— Begin —

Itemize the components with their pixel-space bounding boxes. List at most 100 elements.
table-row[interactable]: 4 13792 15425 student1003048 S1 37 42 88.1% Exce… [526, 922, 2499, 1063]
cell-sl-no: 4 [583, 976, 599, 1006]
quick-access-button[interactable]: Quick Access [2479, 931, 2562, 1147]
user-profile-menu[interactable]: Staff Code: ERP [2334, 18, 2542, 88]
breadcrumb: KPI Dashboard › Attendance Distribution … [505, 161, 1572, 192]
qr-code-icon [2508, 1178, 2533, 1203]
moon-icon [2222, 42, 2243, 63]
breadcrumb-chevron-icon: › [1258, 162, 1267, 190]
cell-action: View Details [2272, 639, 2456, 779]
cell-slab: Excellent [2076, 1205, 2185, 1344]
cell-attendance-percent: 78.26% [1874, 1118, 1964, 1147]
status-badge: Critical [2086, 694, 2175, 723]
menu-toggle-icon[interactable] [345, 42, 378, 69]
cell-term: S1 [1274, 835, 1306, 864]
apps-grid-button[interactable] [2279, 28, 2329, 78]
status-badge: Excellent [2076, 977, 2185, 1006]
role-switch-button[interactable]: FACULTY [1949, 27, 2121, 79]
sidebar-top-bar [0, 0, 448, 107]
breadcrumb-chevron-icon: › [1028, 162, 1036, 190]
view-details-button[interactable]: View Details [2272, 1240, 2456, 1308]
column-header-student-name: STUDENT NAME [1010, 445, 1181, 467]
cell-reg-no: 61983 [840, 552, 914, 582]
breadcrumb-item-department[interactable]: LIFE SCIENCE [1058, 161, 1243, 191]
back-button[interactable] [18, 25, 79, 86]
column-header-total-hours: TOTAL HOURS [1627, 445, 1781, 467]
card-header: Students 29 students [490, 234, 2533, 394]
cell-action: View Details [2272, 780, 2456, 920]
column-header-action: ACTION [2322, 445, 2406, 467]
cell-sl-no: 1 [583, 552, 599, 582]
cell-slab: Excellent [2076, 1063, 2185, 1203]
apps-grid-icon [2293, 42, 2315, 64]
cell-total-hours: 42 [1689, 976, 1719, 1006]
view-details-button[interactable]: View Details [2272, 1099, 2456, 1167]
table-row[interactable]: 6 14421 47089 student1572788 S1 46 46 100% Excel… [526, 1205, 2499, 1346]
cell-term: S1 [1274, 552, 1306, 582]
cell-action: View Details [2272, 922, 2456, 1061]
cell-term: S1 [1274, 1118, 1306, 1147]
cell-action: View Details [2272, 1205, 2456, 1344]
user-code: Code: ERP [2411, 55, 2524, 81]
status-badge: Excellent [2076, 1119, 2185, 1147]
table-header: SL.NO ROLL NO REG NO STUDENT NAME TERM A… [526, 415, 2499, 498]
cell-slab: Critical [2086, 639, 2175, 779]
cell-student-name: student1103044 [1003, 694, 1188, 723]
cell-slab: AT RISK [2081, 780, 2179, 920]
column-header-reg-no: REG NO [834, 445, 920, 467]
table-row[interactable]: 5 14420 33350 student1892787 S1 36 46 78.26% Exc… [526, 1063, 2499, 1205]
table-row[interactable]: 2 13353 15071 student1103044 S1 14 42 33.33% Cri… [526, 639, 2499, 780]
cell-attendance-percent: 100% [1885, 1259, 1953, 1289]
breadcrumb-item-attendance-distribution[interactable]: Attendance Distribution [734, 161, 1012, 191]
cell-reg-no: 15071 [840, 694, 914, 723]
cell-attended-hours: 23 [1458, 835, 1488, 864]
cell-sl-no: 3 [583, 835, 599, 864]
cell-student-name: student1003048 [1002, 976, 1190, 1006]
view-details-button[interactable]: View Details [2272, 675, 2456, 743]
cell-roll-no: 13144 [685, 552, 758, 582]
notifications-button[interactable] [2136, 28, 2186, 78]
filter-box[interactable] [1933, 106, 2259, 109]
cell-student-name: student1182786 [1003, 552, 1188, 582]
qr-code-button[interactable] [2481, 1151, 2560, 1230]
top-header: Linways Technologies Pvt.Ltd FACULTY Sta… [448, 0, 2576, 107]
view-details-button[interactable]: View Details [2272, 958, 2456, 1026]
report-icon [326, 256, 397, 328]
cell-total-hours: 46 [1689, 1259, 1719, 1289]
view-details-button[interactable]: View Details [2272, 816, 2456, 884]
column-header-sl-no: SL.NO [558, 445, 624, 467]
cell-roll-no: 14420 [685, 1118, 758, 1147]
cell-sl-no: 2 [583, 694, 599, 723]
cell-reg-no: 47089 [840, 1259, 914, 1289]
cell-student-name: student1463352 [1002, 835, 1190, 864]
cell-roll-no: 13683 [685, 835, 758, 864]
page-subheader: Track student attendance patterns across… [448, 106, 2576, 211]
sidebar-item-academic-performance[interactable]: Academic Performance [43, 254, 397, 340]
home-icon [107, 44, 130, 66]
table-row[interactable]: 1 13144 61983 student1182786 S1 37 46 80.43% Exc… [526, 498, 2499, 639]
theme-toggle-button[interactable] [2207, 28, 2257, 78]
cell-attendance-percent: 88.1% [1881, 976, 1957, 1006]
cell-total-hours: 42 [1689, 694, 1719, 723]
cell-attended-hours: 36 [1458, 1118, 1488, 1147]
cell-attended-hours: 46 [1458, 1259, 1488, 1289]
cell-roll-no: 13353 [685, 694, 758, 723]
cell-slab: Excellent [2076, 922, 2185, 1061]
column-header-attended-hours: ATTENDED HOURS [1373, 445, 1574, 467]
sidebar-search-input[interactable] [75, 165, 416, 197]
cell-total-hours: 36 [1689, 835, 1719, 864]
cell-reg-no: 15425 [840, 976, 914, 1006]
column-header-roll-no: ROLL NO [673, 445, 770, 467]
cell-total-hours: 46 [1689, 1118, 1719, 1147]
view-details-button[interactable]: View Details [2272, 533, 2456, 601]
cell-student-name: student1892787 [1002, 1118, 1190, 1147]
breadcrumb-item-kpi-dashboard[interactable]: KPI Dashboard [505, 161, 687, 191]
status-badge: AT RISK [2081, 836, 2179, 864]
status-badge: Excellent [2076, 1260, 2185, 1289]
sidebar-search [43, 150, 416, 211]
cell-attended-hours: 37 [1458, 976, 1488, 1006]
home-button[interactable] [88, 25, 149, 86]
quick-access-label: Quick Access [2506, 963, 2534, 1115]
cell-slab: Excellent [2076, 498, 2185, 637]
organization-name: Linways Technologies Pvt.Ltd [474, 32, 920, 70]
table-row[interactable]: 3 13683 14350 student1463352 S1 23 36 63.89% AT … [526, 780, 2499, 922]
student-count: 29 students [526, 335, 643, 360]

— End —

The problem: Collect every line of the data that contains the string "apps", matching case exactly.

Solution to the exercise:
apps-grid-button[interactable] [2279, 28, 2329, 78]
apps-grid-icon [2293, 42, 2315, 64]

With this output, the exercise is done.